(Items from a data source)
.....
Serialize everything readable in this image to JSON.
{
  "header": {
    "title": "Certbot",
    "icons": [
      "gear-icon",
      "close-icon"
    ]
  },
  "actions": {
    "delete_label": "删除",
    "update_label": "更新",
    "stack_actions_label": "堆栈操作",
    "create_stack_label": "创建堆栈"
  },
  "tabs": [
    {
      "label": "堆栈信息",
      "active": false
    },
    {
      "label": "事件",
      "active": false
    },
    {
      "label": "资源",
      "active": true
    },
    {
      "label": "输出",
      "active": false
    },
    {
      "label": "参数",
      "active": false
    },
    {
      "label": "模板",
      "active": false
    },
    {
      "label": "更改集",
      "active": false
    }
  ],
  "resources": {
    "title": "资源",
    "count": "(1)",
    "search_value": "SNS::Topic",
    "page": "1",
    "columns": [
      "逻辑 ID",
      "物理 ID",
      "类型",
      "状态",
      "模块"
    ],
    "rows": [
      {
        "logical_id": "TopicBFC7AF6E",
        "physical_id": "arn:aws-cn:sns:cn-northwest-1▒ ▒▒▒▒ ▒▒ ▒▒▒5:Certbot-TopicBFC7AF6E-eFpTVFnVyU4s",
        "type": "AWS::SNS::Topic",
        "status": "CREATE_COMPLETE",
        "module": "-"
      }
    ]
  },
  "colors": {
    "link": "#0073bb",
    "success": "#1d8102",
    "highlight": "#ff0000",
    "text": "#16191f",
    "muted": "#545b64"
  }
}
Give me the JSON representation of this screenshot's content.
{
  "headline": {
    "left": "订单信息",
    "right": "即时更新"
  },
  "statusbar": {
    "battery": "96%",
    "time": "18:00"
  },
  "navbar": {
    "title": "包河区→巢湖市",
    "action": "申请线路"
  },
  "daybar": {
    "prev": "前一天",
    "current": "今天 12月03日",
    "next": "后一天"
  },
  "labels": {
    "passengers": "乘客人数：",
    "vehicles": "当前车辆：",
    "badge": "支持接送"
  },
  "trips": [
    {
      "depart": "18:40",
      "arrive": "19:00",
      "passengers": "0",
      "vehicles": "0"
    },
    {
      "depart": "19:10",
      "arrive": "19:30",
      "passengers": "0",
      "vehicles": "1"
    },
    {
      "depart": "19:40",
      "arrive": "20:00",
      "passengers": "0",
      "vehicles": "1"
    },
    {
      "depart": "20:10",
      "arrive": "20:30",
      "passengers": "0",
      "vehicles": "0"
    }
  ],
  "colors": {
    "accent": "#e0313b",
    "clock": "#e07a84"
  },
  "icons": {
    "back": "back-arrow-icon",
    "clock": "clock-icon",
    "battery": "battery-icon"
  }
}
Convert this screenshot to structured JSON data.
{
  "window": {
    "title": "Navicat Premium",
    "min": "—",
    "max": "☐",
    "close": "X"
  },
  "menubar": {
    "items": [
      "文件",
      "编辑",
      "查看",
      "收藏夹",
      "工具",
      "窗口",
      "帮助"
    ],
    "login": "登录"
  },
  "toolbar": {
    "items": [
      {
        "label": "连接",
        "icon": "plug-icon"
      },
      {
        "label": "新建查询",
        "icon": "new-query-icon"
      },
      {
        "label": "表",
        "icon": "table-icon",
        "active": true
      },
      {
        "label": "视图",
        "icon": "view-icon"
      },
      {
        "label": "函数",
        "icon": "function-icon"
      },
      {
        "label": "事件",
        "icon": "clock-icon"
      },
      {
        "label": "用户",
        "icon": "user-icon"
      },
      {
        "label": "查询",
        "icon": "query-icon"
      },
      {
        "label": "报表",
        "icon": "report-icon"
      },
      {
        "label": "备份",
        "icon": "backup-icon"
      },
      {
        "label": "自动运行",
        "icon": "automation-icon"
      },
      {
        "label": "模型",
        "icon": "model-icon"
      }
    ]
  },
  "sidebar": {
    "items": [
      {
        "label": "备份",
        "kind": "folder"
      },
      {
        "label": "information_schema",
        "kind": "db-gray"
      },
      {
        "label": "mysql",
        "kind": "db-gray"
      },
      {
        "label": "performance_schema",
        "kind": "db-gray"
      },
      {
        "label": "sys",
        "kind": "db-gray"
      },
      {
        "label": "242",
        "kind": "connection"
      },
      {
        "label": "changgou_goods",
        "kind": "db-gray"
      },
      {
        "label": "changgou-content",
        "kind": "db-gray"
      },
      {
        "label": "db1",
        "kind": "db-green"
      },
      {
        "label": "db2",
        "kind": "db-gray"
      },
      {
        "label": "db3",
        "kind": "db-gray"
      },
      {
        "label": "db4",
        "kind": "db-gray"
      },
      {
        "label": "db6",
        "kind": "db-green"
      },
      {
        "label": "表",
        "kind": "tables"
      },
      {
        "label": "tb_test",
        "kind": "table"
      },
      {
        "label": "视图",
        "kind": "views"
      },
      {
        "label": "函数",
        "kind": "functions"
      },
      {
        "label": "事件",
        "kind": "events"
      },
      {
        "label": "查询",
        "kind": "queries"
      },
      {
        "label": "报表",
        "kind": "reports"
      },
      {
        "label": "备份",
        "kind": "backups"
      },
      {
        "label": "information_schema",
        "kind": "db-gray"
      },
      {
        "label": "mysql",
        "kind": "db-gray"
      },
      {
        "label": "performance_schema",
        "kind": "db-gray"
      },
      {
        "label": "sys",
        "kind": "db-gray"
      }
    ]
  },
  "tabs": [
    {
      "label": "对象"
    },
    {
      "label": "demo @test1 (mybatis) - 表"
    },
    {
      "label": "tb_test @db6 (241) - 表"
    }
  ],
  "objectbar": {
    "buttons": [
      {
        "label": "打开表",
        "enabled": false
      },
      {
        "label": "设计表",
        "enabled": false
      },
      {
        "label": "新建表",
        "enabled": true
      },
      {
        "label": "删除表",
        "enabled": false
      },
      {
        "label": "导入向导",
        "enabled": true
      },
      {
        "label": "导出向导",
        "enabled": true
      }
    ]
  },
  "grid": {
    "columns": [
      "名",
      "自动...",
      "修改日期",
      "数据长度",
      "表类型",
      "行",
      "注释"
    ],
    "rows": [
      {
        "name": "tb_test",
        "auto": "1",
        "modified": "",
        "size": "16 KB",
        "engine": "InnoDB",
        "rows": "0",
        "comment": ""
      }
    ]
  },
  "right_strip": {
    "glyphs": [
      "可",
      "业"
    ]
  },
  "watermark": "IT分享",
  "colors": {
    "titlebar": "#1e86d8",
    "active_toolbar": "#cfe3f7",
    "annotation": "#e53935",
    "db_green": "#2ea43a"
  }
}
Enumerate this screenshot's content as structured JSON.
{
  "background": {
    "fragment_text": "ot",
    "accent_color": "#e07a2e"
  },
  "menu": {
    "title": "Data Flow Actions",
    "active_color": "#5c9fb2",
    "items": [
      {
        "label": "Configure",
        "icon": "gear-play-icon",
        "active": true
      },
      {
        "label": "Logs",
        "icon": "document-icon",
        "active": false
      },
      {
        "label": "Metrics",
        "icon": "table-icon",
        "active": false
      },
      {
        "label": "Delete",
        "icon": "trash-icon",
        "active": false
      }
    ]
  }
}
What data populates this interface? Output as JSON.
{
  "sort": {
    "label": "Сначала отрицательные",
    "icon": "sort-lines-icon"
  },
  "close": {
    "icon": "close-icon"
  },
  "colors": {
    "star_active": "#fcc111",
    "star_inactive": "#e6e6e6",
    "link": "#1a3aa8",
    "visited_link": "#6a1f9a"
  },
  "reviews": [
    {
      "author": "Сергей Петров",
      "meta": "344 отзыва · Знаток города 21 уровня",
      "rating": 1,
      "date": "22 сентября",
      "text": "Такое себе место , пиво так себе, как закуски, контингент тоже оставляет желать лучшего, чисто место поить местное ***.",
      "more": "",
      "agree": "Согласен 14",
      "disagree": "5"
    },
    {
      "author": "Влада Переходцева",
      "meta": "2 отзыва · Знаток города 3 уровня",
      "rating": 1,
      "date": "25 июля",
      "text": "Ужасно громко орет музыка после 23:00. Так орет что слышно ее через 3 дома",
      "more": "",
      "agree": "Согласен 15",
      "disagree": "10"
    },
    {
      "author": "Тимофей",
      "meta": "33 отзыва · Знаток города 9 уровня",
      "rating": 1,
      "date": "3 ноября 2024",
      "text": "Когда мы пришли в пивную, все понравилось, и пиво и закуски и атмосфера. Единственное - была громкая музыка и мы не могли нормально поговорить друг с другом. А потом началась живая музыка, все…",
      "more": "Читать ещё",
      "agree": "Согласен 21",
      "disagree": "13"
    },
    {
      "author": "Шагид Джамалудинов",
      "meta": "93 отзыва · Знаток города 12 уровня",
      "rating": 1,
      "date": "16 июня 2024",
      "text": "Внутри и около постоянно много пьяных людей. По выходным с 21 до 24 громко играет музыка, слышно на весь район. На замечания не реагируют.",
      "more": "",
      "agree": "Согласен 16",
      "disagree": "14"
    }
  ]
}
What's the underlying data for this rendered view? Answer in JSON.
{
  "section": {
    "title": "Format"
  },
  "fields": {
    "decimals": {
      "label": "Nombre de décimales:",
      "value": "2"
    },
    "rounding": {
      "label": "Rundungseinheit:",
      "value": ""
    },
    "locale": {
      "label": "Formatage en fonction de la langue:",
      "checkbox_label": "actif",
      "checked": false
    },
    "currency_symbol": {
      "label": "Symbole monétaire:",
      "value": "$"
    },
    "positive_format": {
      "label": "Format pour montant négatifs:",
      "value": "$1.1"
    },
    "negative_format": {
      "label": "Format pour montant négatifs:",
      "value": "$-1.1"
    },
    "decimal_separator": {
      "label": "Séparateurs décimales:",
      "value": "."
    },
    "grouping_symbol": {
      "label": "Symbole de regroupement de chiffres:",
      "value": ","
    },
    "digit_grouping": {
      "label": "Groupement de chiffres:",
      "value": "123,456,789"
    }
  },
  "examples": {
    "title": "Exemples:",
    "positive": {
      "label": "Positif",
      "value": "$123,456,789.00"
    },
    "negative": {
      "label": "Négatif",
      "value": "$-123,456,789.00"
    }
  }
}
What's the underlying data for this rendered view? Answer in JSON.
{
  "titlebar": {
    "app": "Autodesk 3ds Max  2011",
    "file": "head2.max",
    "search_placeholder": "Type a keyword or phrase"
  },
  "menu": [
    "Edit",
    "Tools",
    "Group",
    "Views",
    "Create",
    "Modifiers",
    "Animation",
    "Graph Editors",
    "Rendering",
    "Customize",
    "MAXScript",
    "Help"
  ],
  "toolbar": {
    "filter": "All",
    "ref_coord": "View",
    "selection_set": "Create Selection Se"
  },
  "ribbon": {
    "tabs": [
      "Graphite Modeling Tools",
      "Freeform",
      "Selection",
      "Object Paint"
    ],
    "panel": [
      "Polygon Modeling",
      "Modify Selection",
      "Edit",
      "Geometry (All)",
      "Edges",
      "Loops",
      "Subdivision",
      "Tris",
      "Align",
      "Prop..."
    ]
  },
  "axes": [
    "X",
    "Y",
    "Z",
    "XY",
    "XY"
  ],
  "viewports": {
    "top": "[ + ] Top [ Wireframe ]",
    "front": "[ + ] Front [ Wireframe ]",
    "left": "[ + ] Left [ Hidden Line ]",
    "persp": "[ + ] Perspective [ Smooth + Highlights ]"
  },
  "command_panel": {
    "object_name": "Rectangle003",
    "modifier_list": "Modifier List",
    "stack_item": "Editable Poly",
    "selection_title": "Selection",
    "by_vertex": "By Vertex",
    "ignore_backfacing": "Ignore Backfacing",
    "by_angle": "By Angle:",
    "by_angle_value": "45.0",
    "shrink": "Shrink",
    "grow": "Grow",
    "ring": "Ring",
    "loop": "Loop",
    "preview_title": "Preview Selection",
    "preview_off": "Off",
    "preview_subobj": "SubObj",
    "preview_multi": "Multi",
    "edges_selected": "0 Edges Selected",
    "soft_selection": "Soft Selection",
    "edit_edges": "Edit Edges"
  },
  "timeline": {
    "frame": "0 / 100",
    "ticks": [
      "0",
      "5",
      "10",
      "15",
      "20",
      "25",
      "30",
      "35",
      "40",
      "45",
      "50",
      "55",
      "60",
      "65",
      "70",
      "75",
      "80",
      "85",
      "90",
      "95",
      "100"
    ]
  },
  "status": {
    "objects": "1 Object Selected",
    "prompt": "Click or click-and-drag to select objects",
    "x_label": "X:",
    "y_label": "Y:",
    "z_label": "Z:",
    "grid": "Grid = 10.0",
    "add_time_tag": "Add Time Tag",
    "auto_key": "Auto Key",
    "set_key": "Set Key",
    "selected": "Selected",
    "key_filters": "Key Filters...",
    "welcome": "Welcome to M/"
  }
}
.....
Task: Pick out the lines that include the word "content" and write them out.

Solution for this task:
Give me the JSON representation of this screenshot's content.
        "label": "changgou-content",
Enumerate this screenshot's content as structured JSON.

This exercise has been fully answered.